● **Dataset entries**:

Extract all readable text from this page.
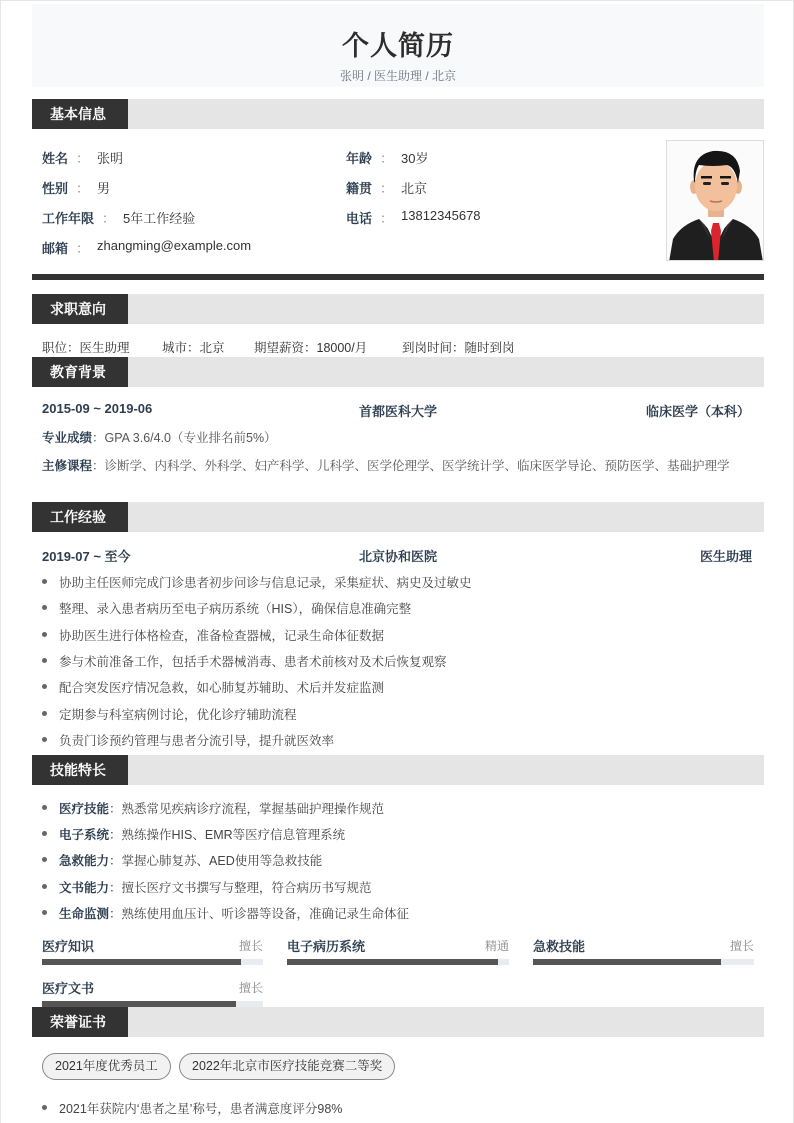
个人简历
张明 / 医生助理 / 北京
基本信息
姓名 ： 张明	年龄 ： 30岁
性别 ： 男	籍贯 ： 北京
工作年限 ： 5年工作经验	电话 ： 13812345678
邮箱 ： zhangming@example.com
求职意向
职位：医生助理	城市：北京 期望薪资：18000/月	到岗时间：随时到岗
教育背景
2015-09 ~ 2019-06	首都医科大学	临床医学（本科）
专业成绩：GPA 3.6/4.0（专业排名前5%）
主修课程：诊断学、内科学、外科学、妇产科学、儿科学、医学伦理学、医学统计学、临床医学导论、预防医学、基础护理学
工作经验
2019-07 ~ 至今	北京协和医院	医生助理
协助主任医师完成门诊患者初步问诊与信息记录，采集症状、病史及过敏史
整理、录入患者病历至电子病历系统（HIS），确保信息准确完整
协助医生进行体格检查，准备检查器械，记录生命体征数据
参与术前准备工作，包括手术器械消毒、患者术前核对及术后恢复观察
配合突发医疗情况急救，如心肺复苏辅助、术后并发症监测
定期参与科室病例讨论，优化诊疗辅助流程
负责门诊预约管理与患者分流引导，提升就医效率
技能特长
医疗技能：熟悉常见疾病诊疗流程，掌握基础护理操作规范
电子系统：熟练操作HIS、EMR等医疗信息管理系统
急救能力：掌握心肺复苏、AED使用等急救技能
文书能力：擅长医疗文书撰写与整理，符合病历书写规范
生命监测：熟练使用血压计、听诊器等设备，准确记录生命体征
医疗知识	擅长 电子病历系统	精通 急救技能	擅长
医疗文书	擅长
荣誉证书
2021年度优秀员工	2022年北京市医疗技能竞赛二等奖
2021年获院内‘患者之星’称号，患者满意度评分98%
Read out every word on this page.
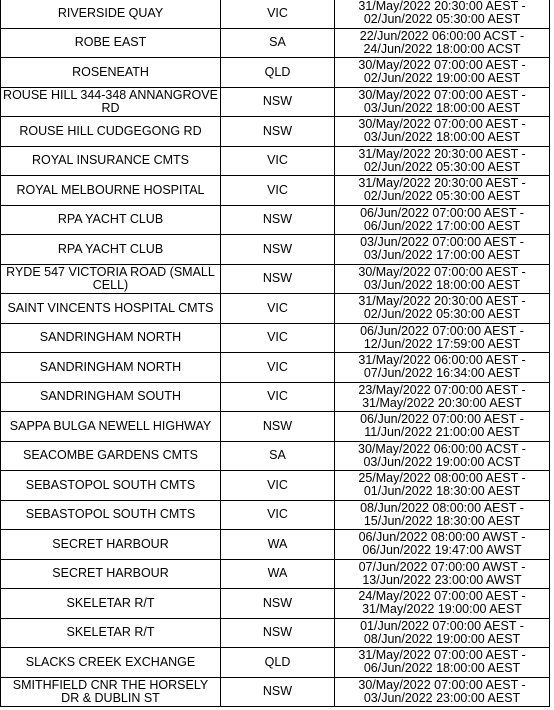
RIVERSIDE QUAY	VIC	31/May/2022 20:30:00 AEST -
02/Jun/2022 05:30:00 AEST
ROBE EAST	SA	22/Jun/2022 06:00:00 ACST -
24/Jun/2022 18:00:00 ACST
ROSENEATH	QLD	30/May/2022 07:00:00 AEST -
02/Jun/2022 19:00:00 AEST
ROUSE HILL 344-348 ANNANGROVE RD	NSW	30/May/2022 07:00:00 AEST -
03/Jun/2022 18:00:00 AEST
ROUSE HILL CUDGEGONG RD	NSW	30/May/2022 07:00:00 AEST -
03/Jun/2022 18:00:00 AEST
ROYAL INSURANCE CMTS	VIC	31/May/2022 20:30:00 AEST -
02/Jun/2022 05:30:00 AEST
ROYAL MELBOURNE HOSPITAL	VIC	31/May/2022 20:30:00 AEST -
02/Jun/2022 05:30:00 AEST
RPA YACHT CLUB	NSW	06/Jun/2022 07:00:00 AEST -
06/Jun/2022 17:00:00 AEST
RPA YACHT CLUB	NSW	03/Jun/2022 07:00:00 AEST -
03/Jun/2022 17:00:00 AEST
RYDE 547 VICTORIA ROAD (SMALL CELL)	NSW	30/May/2022 07:00:00 AEST -
03/Jun/2022 18:00:00 AEST
SAINT VINCENTS HOSPITAL CMTS	VIC	31/May/2022 20:30:00 AEST -
02/Jun/2022 05:30:00 AEST
SANDRINGHAM NORTH	VIC	06/Jun/2022 07:00:00 AEST -
12/Jun/2022 17:59:00 AEST
SANDRINGHAM NORTH	VIC	31/May/2022 06:00:00 AEST -
07/Jun/2022 16:34:00 AEST
SANDRINGHAM SOUTH	VIC	23/May/2022 07:00:00 AEST -
31/May/2022 20:30:00 AEST
SAPPA BULGA NEWELL HIGHWAY	NSW	06/Jun/2022 07:00:00 AEST -
11/Jun/2022 21:00:00 AEST
SEACOMBE GARDENS CMTS	SA	30/May/2022 06:00:00 ACST -
03/Jun/2022 19:00:00 ACST
SEBASTOPOL SOUTH CMTS	VIC	25/May/2022 08:00:00 AEST -
01/Jun/2022 18:30:00 AEST
SEBASTOPOL SOUTH CMTS	VIC	08/Jun/2022 08:00:00 AEST -
15/Jun/2022 18:30:00 AEST
SECRET HARBOUR	WA	06/Jun/2022 08:00:00 AWST -
06/Jun/2022 19:47:00 AWST
SECRET HARBOUR	WA	07/Jun/2022 07:00:00 AWST -
13/Jun/2022 23:00:00 AWST
SKELETAR R/T	NSW	24/May/2022 07:00:00 AEST -
31/May/2022 19:00:00 AEST
SKELETAR R/T	NSW	01/Jun/2022 07:00:00 AEST -
08/Jun/2022 19:00:00 AEST
SLACKS CREEK EXCHANGE	QLD	31/May/2022 07:00:00 AEST -
06/Jun/2022 18:00:00 AEST
SMITHFIELD CNR THE HORSELY DR & DUBLIN ST	NSW	30/May/2022 07:00:00 AEST -
03/Jun/2022 23:00:00 AEST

● **Stated problem**:
Exactly repeat every line from the line that includes "Read out every word on this page." to the end of the listing, and nothing else, leaving pictures out.

● **The result**:
Read out every word on this page.
RIVERSIDE QUAY	VIC	31/May/2022 20:30:00 AEST -
02/Jun/2022 05:30:00 AEST
ROBE EAST	SA	22/Jun/2022 06:00:00 ACST -
24/Jun/2022 18:00:00 ACST
ROSENEATH	QLD	30/May/2022 07:00:00 AEST -
02/Jun/2022 19:00:00 AEST
ROUSE HILL 344-348 ANNANGROVE RD	NSW	30/May/2022 07:00:00 AEST -
03/Jun/2022 18:00:00 AEST
ROUSE HILL CUDGEGONG RD	NSW	30/May/2022 07:00:00 AEST -
03/Jun/2022 18:00:00 AEST
ROYAL INSURANCE CMTS	VIC	31/May/2022 20:30:00 AEST -
02/Jun/2022 05:30:00 AEST
ROYAL MELBOURNE HOSPITAL	VIC	31/May/2022 20:30:00 AEST -
02/Jun/2022 05:30:00 AEST
RPA YACHT CLUB	NSW	06/Jun/2022 07:00:00 AEST -
06/Jun/2022 17:00:00 AEST
RPA YACHT CLUB	NSW	03/Jun/2022 07:00:00 AEST -
03/Jun/2022 17:00:00 AEST
RYDE 547 VICTORIA ROAD (SMALL CELL)	NSW	30/May/2022 07:00:00 AEST -
03/Jun/2022 18:00:00 AEST
SAINT VINCENTS HOSPITAL CMTS	VIC	31/May/2022 20:30:00 AEST -
02/Jun/2022 05:30:00 AEST
SANDRINGHAM NORTH	VIC	06/Jun/2022 07:00:00 AEST -
12/Jun/2022 17:59:00 AEST
SANDRINGHAM NORTH	VIC	31/May/2022 06:00:00 AEST -
07/Jun/2022 16:34:00 AEST
SANDRINGHAM SOUTH	VIC	23/May/2022 07:00:00 AEST -
31/May/2022 20:30:00 AEST
SAPPA BULGA NEWELL HIGHWAY	NSW	06/Jun/2022 07:00:00 AEST -
11/Jun/2022 21:00:00 AEST
SEACOMBE GARDENS CMTS	SA	30/May/2022 06:00:00 ACST -
03/Jun/2022 19:00:00 ACST
SEBASTOPOL SOUTH CMTS	VIC	25/May/2022 08:00:00 AEST -
01/Jun/2022 18:30:00 AEST
SEBASTOPOL SOUTH CMTS	VIC	08/Jun/2022 08:00:00 AEST -
15/Jun/2022 18:30:00 AEST
SECRET HARBOUR	WA	06/Jun/2022 08:00:00 AWST -
06/Jun/2022 19:47:00 AWST
SECRET HARBOUR	WA	07/Jun/2022 07:00:00 AWST -
13/Jun/2022 23:00:00 AWST
SKELETAR R/T	NSW	24/May/2022 07:00:00 AEST -
31/May/2022 19:00:00 AEST
SKELETAR R/T	NSW	01/Jun/2022 07:00:00 AEST -
08/Jun/2022 19:00:00 AEST
SLACKS CREEK EXCHANGE	QLD	31/May/2022 07:00:00 AEST -
06/Jun/2022 18:00:00 AEST
SMITHFIELD CNR THE HORSELY DR & DUBLIN ST	NSW	30/May/2022 07:00:00 AEST -
03/Jun/2022 23:00:00 AEST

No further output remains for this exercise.